DATA PROVIDED ▸
★ ★ ★ ★ ★ ★ ★

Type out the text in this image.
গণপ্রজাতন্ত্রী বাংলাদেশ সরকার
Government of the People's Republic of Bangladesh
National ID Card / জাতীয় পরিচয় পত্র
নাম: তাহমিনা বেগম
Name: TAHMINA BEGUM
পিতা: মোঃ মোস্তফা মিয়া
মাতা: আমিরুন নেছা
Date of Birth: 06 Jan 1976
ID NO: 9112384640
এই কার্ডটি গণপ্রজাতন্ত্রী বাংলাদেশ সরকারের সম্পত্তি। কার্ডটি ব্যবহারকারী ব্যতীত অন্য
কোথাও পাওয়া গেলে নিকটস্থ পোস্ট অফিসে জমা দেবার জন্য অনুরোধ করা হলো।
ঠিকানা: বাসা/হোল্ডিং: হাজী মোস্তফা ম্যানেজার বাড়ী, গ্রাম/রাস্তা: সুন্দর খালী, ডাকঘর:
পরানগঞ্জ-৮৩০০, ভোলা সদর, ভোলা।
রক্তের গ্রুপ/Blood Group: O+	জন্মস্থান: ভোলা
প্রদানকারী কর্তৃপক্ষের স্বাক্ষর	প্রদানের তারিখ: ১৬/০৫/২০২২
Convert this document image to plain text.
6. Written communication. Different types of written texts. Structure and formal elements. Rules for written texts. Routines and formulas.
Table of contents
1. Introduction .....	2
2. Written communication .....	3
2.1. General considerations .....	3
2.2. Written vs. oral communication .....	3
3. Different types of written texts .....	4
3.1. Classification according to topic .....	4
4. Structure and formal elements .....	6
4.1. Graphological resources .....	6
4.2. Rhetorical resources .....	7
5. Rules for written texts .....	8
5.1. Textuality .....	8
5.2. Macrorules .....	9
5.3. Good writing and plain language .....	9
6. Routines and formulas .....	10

★ ★ ★ ★ ★ ★ ★

WHAT THE EXERCISE ASKS ▸
Output the data above exactly, please, line for line.

SOLUTION ▸
Type out the text in this image.
গণপ্রজাতন্ত্রী বাংলাদেশ সরকার
Government of the People's Republic of Bangladesh
National ID Card / জাতীয় পরিচয় পত্র
নাম: তাহমিনা বেগম
Name: TAHMINA BEGUM
পিতা: মোঃ মোস্তফা মিয়া
মাতা: আমিরুন নেছা
Date of Birth: 06 Jan 1976
ID NO: 9112384640
এই কার্ডটি গণপ্রজাতন্ত্রী বাংলাদেশ সরকারের সম্পত্তি। কার্ডটি ব্যবহারকারী ব্যতীত অন্য
কোথাও পাওয়া গেলে নিকটস্থ পোস্ট অফিসে জমা দেবার জন্য অনুরোধ করা হলো।
ঠিকানা: বাসা/হোল্ডিং: হাজী মোস্তফা ম্যানেজার বাড়ী, গ্রাম/রাস্তা: সুন্দর খালী, ডাকঘর:
পরানগঞ্জ-৮৩০০, ভোলা সদর, ভোলা।
রক্তের গ্রুপ/Blood Group: O+	জন্মস্থান: ভোলা
প্রদানকারী কর্তৃপক্ষের স্বাক্ষর	প্রদানের তারিখ: ১৬/০৫/২০২২
Convert this document image to plain text.
6. Written communication. Different types of written texts. Structure and formal elements. Rules for written texts. Routines and formulas.
Table of contents
1. Introduction .....	2
2. Written communication .....	3
2.1. General considerations .....	3
2.2. Written vs. oral communication .....	3
3. Different types of written texts .....	4
3.1. Classification according to topic .....	4
4. Structure and formal elements .....	6
4.1. Graphological resources .....	6
4.2. Rhetorical resources .....	7
5. Rules for written texts .....	8
5.1. Textuality .....	8
5.2. Macrorules .....	9
5.3. Good writing and plain language .....	9
6. Routines and formulas .....	10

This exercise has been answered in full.